### ТЕКСТ ДЛЯ ЧТЕНИЯ
* * * * * * *

* Окончание. Начало в номерах 1—2 за этот год.
И. Ерменев. «Поющие слепцы».
Записки Е. Г. Киселевой мы до сих пор, если вы заметили, цитировали в соответствии с оригиналом, как написано. Когда отрывки публиковались в «Новом мире», текст привели в соответствие с литературной нормой. Теперь можете сравнить оригинал и его правленный вариант.
Я уверена, что литературная правка лишила текст тона, ритма, энергии, неких его «аввакумовских качеств» и смачности, которые как раз и соблазнили публикаторов. Оригиналы явно и звучат, и смотрятся органичнее. В общем, что- то «не так» с этой правкой... Именно это ощущение заставляло сначала переписывать, а потом цитировать «как написано». Отчего — разобраться сразу было трудно, будто бы «неведомая сила» заставляла. Эта «неведомая сила» — ощущение непереводимости на нормальный литературный. Получается, что отношения между пишущим и редактором (как, впрочем, и «культурным читателем») — отношения непонимания.
Это непонимание можно сравнить с непониманием идиомы иностранного языка. Знак, продукт культуры, идиоматичен. Он свидетельствует о принадлежности определенной системе культуры. В отличие от прозрачного свободного слова, переосмысленное и крепко связанное с другими словами слово идиомы описывает мир в образе, источники и мотивы которого никогда не ясны.
Но публикатор просто не может себе позволить опубликовать исходный текст в его «естественном состоянии». В тело Редактора встроена норма, которую нарушить нельзя. Предпринятая нами попытка опубликовать образец «наивного письма» в соответствии с оригиналом — одна из первых.
Редактор исправляет «неправильное» на «правильное» — это чаще всего имеется в виду в подобной ситуации. Но можно рассмотреть встречу редактора с «наивным письмом» как встречу двух «социально-идеологических языков» (Μ. М. Бахтин) или «социолектов» (Р. Барт). Один — язык низшего класса, представленного в наивных текстах, другой — язык культурных людей, свободно владеющих нормализованным русским литературным языком. Первых и вторых разделяет не просто разная степень овладения нормативным языком. Они принадлежат к разным социальным группам, а значит, живут в разных социокультурных пространствах, в каждом из которых действуют свои ценности, нормы, критерии, находящиеся в коллективном пользовании. Это пространства «интеллигенции» и «массы». Язык интеллигенции — господствующий.
И. Ерменев. «Благоденствие России». (Аллегория)

* * * * * * *

### ИСХОДНЫЕ МАТЕРИАЛЫ
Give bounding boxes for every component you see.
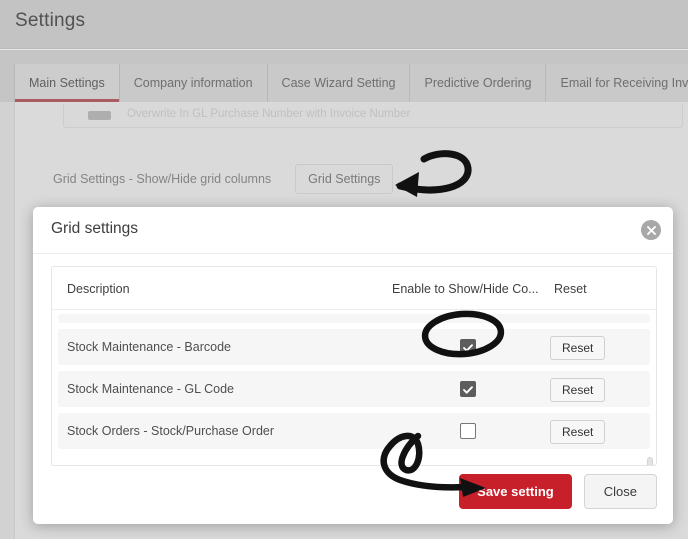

* * * * * * *

### ЗАДАНИЯ
**a.** Приведите отрывок статьи о наивном письме между «Это непонимание можно» и «одна из первых.» включительно, заменив в нем «идиомы» на «фразеологизма».
**b.** Подхватите статью о наивном письме и продолжите ее после последней приведенной фразы.

### ОТВЕТЫ
**a.**
Это непонимание можно сравнить с непониманием фразеологизма иностранного языка. Знак, продукт культуры, идиоматичен. Он свидетельствует о принадлежности определенной системе культуры. В отличие от прозрачного свободного слова, переосмысленное и крепко связанное с другими словами слово фразеологизма описывает мир в образе, источники и мотивы которого никогда не ясны.
Но публикатор просто не может себе позволить опубликовать исходный текст в его «естественном состоянии». В тело Редактора встроена норма, которую нарушить нельзя. Предпринятая нами попытка опубликовать образец «наивного письма» в соответствии с оригиналом — одна из первых.

**b.**
Ненормативность наивного текста (от орфографических особенностей до стиля) заранее лишает его признаков литературности и оставляет человеческий документ за пределами Письма как института культуры. Да и человека, который неправильно пишет, легко задвигают за пределы общества. Кстати, мнение, что живущие так, как жила Е. Г. Киселева, как бы и не люди вовсе, не так уж редко. Взрослый интеллектуал не позволит себе заявить подобное с трибуны, это противоречило бы его гуманистическим устремлениям. Зато так легко говорят студенты, если судить по моему собственному педагогическому опыту.
Однако есть ли связь между чисто языковой нормой (например, нормой правописания) и культурным, социальным запретом?
В научном или литературном сообществе цитирование наивных текстов обычно вызывает смех: то громкий, открытый, низовой, как реакция физиологическая, а то так, тихий смешок. Смех предшествует высказыванию, обсуждению. При всей простоте проявления смех — реакция сложная. Попробуем разобраться в его составляющих.
Первая — «животное удовольствие». быть может, оно порождено впечатлением, что тексты отвечают эстетике постмодернизма: не дифференцированность, какое-то самоосуществление текста, который вроде бы не претендует на то, чтобы что-либо значить. Что еще? Карнавализация, разрушение всякой иерархии. Все предметы на равных, никакой инакости нет, нет перегородок между землей и небом, жизнью и смертью, имманентным и трансцендентным. Вот и в записках Е. Г. Киселевой все на равных: что Великая Отечественная война, что какая-нибудь драка за территорию двора, кусок улицы или коммунальной квартиры, дележка тесного жизненного пространства, установление балансов власти на микроуровне. Читатель получает удовольствие от того, что привычные определения и категории неприменимы. Странно и смешно говорить о сломе или предательстве идеалов, о конфликте поколений, об утрате целей и гибели ценностей. Здесь невозможны никакие объяснения бытия, соотносящиеся с метафизическими началами Истории, Прогресса, Человека. Это все слова «из другой оперы».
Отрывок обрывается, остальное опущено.